Objective ▸
Without including any pictures, write out all the entries exactly.

##############################

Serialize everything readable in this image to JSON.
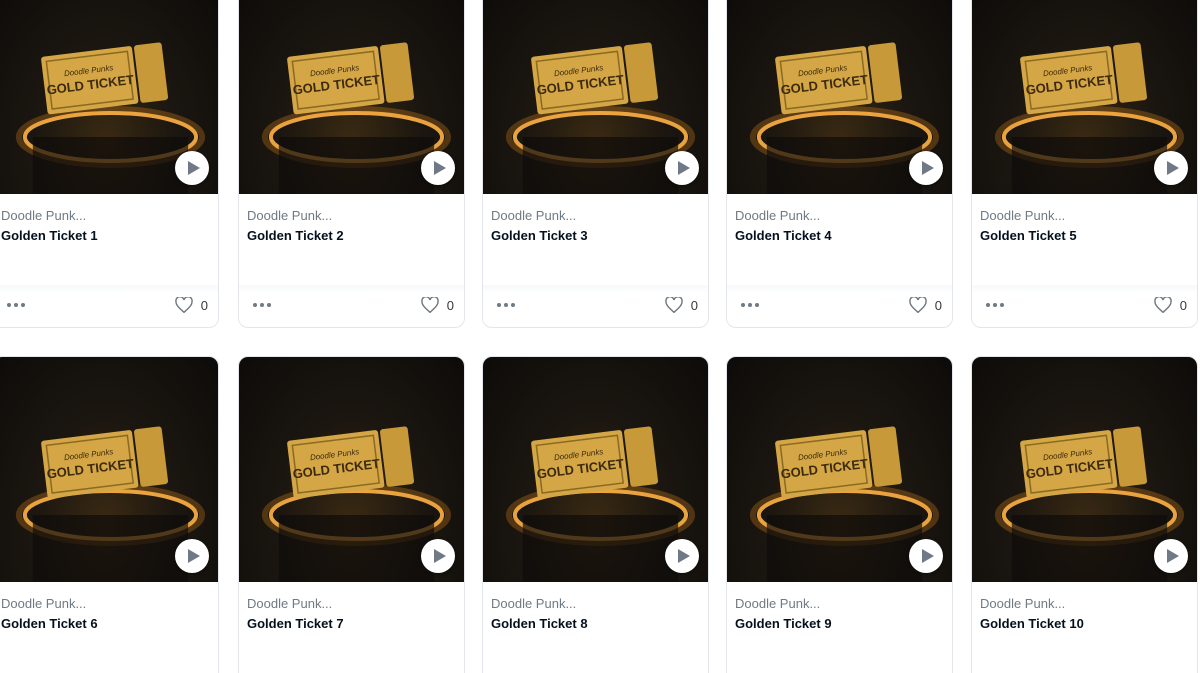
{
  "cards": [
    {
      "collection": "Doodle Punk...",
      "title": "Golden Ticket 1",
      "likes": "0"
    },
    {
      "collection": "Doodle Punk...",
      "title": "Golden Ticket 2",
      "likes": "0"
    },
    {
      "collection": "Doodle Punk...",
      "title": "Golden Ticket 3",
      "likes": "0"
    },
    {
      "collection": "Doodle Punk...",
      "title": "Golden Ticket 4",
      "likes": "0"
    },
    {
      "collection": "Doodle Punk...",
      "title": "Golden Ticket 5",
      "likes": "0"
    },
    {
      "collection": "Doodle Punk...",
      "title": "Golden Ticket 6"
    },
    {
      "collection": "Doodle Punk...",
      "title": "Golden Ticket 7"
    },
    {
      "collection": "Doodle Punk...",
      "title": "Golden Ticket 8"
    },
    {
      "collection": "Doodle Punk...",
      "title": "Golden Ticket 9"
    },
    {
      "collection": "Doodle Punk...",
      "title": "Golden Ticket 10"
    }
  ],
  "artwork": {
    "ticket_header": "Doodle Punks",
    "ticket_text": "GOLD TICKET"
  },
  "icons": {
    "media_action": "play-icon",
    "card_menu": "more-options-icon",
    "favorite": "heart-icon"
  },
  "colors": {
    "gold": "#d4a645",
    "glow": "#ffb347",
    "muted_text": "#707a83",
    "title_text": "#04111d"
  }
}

##############################

Solution ▸
Serialize everything readable in this image to JSON.
{
  "cards": [
    {
      "collection": "Doodle Punk...",
      "title": "Golden Ticket 1",
      "likes": "0"
    },
    {
      "collection": "Doodle Punk...",
      "title": "Golden Ticket 2",
      "likes": "0"
    },
    {
      "collection": "Doodle Punk...",
      "title": "Golden Ticket 3",
      "likes": "0"
    },
    {
      "collection": "Doodle Punk...",
      "title": "Golden Ticket 4",
      "likes": "0"
    },
    {
      "collection": "Doodle Punk...",
      "title": "Golden Ticket 5",
      "likes": "0"
    },
    {
      "collection": "Doodle Punk...",
      "title": "Golden Ticket 6"
    },
    {
      "collection": "Doodle Punk...",
      "title": "Golden Ticket 7"
    },
    {
      "collection": "Doodle Punk...",
      "title": "Golden Ticket 8"
    },
    {
      "collection": "Doodle Punk...",
      "title": "Golden Ticket 9"
    },
    {
      "collection": "Doodle Punk...",
      "title": "Golden Ticket 10"
    }
  ],
  "artwork": {
    "ticket_header": "Doodle Punks",
    "ticket_text": "GOLD TICKET"
  },
  "icons": {
    "media_action": "play-icon",
    "card_menu": "more-options-icon",
    "favorite": "heart-icon"
  },
  "colors": {
    "gold": "#d4a645",
    "glow": "#ffb347",
    "muted_text": "#707a83",
    "title_text": "#04111d"
  }
}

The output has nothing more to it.